Given instruction
Lines holding the string "Участники" are the ones to copy; find them all in the data.

╭─ Record excerpts

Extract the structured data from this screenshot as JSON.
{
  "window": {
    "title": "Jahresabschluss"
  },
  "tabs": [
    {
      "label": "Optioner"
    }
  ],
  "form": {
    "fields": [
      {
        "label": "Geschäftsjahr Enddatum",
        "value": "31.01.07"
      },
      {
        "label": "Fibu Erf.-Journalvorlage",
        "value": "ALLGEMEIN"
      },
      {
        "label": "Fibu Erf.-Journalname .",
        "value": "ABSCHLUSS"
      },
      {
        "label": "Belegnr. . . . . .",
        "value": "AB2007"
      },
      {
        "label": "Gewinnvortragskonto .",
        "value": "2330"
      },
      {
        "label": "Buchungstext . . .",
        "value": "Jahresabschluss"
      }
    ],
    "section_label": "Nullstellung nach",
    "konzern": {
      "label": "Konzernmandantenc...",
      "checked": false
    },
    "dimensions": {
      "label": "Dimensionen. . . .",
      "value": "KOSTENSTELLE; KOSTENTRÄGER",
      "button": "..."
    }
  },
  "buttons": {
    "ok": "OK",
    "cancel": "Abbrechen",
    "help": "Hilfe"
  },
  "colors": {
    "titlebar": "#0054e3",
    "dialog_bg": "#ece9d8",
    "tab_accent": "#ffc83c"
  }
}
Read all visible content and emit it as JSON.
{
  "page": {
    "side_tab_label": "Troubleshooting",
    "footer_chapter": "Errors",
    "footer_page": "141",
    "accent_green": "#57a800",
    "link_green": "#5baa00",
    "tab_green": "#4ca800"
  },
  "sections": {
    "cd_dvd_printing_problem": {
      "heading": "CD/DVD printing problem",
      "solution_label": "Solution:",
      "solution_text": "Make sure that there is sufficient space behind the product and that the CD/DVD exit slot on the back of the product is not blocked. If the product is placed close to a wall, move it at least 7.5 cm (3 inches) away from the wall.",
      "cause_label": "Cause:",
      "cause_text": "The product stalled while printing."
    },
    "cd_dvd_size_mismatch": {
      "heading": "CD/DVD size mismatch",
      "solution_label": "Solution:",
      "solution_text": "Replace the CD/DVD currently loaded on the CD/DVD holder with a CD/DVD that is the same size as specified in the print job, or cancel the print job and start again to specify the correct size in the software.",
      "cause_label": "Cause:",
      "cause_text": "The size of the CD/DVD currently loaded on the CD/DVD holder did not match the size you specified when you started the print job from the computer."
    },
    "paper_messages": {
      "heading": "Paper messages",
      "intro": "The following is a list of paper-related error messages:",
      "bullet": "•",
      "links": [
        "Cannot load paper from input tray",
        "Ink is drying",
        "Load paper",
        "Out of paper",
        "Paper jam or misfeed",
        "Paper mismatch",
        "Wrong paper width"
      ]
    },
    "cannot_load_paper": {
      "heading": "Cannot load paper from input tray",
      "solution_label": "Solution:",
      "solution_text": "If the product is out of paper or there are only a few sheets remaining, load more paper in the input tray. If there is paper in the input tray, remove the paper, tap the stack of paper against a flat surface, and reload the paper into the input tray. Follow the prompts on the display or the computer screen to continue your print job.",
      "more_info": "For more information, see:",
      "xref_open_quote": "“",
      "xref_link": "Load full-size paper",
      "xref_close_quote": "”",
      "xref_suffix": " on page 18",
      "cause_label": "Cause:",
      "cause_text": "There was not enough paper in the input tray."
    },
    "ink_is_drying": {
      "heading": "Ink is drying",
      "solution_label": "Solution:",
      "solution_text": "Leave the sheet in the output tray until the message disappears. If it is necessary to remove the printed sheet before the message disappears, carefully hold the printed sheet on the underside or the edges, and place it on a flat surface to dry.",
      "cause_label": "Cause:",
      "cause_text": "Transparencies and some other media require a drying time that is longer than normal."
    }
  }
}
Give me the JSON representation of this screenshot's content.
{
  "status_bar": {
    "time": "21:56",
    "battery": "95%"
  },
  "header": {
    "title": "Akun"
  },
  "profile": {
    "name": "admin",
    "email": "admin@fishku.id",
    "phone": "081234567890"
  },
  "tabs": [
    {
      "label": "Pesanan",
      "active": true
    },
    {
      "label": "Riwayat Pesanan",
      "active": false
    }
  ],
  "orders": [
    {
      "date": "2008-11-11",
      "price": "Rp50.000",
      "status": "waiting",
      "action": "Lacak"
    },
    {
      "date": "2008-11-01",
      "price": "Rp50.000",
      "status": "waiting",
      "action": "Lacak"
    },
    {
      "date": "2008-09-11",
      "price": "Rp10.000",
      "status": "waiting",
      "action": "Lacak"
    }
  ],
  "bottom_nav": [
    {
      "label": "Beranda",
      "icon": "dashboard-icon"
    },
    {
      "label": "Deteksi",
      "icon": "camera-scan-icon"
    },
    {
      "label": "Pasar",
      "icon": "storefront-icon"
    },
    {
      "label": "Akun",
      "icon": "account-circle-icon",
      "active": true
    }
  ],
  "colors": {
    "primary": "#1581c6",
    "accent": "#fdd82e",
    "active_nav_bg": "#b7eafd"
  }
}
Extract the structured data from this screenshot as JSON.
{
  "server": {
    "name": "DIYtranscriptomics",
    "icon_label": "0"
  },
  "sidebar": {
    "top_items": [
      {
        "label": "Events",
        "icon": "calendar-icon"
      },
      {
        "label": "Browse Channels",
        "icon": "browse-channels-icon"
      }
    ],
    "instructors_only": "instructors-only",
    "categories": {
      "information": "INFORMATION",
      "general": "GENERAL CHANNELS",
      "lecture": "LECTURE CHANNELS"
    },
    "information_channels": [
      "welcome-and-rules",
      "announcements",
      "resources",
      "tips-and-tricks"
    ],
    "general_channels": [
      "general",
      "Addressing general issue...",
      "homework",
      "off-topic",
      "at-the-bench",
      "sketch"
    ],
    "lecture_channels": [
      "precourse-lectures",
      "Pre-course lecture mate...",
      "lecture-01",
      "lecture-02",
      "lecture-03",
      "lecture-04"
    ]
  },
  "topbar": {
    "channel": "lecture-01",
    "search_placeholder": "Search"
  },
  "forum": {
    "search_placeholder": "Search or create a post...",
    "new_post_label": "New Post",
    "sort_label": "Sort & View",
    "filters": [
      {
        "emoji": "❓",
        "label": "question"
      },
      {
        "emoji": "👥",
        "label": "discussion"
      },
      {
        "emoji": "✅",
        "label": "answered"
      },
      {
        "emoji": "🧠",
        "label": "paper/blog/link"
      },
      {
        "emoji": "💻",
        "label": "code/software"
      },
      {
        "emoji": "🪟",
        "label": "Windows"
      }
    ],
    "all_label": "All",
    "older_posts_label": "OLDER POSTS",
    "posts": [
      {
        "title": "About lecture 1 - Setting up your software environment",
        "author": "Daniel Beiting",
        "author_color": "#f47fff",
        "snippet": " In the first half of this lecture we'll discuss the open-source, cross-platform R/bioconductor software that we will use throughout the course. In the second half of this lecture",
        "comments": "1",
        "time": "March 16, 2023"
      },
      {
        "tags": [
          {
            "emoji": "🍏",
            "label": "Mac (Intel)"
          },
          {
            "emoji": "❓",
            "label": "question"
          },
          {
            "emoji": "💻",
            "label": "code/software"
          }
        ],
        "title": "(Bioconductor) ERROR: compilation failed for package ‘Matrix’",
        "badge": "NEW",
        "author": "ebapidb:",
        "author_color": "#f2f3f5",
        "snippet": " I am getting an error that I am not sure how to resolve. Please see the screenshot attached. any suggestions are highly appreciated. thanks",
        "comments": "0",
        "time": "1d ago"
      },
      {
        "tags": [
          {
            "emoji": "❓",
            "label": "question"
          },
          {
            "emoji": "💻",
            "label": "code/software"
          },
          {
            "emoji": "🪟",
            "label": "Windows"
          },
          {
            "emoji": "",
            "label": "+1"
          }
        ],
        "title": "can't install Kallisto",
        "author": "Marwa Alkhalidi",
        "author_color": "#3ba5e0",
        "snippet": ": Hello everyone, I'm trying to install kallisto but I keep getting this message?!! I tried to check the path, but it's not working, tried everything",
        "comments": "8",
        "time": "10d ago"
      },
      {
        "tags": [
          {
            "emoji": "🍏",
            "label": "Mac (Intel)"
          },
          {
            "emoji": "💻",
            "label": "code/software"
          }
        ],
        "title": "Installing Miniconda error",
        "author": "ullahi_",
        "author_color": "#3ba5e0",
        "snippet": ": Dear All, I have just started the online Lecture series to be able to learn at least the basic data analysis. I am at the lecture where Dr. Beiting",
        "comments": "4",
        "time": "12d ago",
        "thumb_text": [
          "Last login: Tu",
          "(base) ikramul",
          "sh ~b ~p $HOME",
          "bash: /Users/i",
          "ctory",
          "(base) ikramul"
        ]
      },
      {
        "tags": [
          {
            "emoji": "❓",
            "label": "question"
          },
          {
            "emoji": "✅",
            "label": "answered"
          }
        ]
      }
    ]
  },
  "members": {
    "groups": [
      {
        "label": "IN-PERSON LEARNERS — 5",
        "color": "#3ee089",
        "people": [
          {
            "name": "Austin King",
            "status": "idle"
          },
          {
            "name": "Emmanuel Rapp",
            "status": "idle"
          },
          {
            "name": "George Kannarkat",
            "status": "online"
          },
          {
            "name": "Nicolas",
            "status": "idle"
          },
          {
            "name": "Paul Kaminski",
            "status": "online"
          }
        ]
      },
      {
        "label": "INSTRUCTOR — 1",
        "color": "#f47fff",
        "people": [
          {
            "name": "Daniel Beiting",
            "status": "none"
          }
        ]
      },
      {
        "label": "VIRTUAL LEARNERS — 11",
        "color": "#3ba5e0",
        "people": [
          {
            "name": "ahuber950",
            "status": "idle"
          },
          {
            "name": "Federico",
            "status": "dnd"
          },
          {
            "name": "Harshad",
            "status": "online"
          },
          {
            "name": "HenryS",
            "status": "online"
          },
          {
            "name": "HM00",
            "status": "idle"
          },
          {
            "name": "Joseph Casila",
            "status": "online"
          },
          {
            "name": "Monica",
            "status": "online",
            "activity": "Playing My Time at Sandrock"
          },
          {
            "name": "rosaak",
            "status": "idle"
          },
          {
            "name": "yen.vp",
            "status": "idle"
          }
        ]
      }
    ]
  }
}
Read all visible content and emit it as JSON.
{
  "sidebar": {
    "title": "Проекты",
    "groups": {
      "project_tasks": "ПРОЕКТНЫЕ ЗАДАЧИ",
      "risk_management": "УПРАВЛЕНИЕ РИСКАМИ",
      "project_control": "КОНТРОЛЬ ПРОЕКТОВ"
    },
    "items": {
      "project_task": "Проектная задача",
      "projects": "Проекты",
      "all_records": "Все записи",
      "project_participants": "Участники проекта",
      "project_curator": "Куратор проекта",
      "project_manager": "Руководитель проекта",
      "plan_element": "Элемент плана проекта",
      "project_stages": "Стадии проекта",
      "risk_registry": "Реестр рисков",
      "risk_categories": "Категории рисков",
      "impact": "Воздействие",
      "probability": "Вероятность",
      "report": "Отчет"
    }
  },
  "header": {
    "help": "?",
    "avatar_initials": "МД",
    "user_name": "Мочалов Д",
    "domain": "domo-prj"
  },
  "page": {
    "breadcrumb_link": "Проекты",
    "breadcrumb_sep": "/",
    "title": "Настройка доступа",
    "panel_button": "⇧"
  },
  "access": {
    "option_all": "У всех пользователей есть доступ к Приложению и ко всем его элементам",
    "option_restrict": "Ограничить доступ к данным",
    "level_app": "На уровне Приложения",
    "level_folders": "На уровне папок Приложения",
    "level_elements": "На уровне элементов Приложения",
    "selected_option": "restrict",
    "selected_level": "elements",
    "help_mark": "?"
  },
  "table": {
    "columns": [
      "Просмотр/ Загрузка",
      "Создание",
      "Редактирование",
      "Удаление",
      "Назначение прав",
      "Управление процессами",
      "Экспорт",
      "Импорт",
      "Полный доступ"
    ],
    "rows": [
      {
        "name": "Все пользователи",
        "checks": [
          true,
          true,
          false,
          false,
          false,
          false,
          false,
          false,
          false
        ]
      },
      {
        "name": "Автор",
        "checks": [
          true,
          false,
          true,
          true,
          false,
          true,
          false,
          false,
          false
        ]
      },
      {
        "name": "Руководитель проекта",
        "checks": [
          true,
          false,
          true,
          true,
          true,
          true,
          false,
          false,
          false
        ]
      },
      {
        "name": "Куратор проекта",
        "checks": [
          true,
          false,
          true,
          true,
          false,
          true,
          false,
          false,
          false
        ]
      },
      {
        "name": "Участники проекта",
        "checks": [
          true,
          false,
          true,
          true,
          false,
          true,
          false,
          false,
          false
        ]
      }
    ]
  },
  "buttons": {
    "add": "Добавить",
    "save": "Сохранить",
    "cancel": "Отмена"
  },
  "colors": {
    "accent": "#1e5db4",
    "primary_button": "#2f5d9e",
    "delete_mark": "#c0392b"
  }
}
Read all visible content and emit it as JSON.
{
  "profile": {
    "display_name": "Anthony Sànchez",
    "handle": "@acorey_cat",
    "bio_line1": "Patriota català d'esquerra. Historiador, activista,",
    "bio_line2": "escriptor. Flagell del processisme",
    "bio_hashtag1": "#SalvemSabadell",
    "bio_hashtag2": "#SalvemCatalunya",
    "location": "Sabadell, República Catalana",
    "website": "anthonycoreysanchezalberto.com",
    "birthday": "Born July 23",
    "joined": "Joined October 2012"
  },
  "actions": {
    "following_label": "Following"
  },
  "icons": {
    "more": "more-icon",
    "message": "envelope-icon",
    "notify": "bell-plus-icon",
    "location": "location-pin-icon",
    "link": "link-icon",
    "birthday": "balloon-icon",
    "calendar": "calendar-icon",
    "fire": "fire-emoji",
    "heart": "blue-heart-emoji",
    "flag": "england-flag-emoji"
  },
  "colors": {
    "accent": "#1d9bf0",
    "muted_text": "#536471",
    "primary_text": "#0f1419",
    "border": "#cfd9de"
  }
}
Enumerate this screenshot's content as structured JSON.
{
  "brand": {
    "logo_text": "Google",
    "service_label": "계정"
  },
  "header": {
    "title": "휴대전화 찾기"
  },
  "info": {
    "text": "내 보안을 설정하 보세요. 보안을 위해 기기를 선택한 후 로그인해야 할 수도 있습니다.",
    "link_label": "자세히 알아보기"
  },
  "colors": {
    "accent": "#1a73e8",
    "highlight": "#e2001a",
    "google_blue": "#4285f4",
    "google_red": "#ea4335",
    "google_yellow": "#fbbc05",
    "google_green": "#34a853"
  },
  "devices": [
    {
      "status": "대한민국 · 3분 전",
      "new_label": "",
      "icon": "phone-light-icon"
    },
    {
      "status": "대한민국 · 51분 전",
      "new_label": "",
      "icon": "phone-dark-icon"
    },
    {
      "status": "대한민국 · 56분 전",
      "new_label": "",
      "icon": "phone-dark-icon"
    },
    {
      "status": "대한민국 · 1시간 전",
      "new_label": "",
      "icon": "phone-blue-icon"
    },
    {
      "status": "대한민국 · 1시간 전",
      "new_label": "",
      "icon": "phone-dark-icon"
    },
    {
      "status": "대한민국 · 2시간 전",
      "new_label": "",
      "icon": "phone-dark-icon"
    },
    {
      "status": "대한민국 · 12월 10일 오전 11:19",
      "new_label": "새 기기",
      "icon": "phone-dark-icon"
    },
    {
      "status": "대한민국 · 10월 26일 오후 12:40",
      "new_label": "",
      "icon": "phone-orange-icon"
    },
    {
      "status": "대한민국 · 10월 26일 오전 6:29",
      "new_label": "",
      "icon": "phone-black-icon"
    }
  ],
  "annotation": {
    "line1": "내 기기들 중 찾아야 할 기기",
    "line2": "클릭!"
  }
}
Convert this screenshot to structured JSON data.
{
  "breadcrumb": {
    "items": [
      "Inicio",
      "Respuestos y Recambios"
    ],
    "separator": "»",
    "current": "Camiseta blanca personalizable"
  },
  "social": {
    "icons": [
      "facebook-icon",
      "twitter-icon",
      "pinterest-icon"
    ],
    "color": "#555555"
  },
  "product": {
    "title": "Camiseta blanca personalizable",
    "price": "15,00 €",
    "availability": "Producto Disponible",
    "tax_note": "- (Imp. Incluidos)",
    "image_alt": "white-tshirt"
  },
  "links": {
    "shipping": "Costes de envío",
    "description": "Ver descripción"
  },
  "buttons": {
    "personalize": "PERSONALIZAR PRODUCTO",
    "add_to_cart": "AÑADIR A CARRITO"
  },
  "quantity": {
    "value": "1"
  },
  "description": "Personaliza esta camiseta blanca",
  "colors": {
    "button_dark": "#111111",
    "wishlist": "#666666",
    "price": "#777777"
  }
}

╰─

Result
      "project_participants": "Участники проекта",
        "name": "Участники проекта",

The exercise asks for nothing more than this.